-- Request --
Pick out each line containing the string "Free" and copy it.

Dataset items
▼▼▼

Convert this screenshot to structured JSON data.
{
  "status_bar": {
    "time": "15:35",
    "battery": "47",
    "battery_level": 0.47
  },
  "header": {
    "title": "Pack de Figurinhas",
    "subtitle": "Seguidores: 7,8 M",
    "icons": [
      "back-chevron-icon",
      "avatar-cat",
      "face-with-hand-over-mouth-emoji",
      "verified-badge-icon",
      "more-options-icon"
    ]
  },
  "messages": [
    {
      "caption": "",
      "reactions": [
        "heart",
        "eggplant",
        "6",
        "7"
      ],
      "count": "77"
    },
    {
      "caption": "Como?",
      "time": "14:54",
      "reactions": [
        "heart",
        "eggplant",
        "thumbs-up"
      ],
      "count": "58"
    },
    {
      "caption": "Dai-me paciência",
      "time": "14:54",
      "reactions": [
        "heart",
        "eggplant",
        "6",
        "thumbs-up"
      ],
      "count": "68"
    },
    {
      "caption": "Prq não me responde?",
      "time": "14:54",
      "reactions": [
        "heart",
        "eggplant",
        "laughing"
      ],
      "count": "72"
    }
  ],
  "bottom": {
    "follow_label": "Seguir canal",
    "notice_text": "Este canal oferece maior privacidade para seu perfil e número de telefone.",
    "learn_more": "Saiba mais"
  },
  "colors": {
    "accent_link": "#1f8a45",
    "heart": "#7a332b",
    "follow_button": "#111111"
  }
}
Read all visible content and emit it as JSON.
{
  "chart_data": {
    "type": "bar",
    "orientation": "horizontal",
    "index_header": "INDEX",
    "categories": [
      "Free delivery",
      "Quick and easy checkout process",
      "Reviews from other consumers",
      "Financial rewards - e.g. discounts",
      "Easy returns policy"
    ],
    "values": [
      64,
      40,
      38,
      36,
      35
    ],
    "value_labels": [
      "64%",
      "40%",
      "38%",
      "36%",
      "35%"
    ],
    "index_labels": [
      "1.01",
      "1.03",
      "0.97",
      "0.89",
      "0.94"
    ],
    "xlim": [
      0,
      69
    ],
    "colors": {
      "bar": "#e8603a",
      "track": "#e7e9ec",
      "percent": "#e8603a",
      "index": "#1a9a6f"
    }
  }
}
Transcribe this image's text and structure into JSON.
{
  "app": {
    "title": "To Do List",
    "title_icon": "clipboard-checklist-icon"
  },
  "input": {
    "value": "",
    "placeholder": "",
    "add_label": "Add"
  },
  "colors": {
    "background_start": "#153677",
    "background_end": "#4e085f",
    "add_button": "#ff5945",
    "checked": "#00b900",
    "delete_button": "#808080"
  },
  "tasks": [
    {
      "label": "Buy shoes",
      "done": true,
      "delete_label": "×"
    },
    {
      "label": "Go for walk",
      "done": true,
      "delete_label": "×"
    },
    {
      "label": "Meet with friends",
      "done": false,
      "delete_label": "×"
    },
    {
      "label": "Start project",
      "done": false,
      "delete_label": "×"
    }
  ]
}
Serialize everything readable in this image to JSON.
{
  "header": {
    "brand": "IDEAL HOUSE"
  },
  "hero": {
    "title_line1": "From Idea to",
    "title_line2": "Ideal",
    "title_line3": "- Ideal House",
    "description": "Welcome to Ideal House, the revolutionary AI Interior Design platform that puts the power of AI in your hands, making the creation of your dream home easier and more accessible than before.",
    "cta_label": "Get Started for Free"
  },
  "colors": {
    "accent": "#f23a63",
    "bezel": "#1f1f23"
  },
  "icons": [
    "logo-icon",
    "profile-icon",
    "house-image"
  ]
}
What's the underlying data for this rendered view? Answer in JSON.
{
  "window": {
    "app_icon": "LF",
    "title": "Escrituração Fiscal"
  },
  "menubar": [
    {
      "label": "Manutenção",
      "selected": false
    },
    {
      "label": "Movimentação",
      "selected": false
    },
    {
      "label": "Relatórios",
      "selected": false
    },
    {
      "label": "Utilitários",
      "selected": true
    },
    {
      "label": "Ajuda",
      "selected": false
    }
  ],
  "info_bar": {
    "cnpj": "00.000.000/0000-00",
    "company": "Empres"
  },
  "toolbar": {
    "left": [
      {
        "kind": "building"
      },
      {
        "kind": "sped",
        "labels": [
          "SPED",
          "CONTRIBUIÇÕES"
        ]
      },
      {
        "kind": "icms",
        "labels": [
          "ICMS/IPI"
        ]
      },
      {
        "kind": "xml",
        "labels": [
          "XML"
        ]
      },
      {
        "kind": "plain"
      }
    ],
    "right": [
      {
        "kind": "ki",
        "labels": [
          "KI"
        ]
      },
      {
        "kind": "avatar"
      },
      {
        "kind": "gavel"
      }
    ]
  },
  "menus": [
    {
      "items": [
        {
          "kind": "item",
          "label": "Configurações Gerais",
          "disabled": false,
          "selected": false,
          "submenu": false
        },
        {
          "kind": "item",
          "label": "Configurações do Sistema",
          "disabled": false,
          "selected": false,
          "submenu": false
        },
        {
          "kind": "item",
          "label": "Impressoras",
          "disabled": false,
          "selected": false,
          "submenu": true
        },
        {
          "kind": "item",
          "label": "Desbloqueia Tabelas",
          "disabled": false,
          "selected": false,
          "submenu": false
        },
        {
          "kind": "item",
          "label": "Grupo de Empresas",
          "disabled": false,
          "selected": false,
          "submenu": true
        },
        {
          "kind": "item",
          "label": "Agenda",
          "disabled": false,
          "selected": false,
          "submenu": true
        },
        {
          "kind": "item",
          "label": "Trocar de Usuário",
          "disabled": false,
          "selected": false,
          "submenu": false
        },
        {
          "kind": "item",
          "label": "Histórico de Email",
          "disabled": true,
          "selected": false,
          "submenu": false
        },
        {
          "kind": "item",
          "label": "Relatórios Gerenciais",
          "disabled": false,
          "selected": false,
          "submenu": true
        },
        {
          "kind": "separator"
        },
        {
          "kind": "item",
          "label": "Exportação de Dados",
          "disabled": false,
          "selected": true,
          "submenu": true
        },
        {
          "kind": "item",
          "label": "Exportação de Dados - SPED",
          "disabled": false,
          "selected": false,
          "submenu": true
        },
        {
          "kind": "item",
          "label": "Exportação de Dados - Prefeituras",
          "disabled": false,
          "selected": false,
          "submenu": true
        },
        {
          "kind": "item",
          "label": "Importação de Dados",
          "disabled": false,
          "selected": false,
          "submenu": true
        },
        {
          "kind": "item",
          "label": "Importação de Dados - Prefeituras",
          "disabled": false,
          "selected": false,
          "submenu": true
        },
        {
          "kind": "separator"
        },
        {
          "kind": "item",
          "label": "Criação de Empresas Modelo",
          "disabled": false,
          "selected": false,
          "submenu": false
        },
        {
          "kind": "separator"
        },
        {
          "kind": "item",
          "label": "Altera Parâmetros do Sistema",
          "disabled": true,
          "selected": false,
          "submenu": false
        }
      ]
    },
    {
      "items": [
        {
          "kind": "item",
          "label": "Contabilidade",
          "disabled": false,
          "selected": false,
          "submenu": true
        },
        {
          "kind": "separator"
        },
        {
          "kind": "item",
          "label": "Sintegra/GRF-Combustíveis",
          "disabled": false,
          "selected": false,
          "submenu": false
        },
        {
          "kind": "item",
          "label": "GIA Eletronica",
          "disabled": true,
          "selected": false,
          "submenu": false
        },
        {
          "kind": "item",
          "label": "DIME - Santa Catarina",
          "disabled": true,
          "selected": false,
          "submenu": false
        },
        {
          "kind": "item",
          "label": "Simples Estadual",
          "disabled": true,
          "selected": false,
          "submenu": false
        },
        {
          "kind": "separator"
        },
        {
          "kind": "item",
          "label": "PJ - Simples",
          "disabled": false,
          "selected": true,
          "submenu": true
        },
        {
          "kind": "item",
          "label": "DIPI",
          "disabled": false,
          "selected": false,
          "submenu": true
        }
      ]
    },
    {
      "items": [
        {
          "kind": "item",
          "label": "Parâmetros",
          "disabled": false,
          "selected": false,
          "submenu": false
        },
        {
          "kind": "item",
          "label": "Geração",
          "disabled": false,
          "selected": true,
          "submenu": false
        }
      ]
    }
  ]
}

▲▲▲

-- Final result --
      "Free delivery",
    "cta_label": "Get Started for Free"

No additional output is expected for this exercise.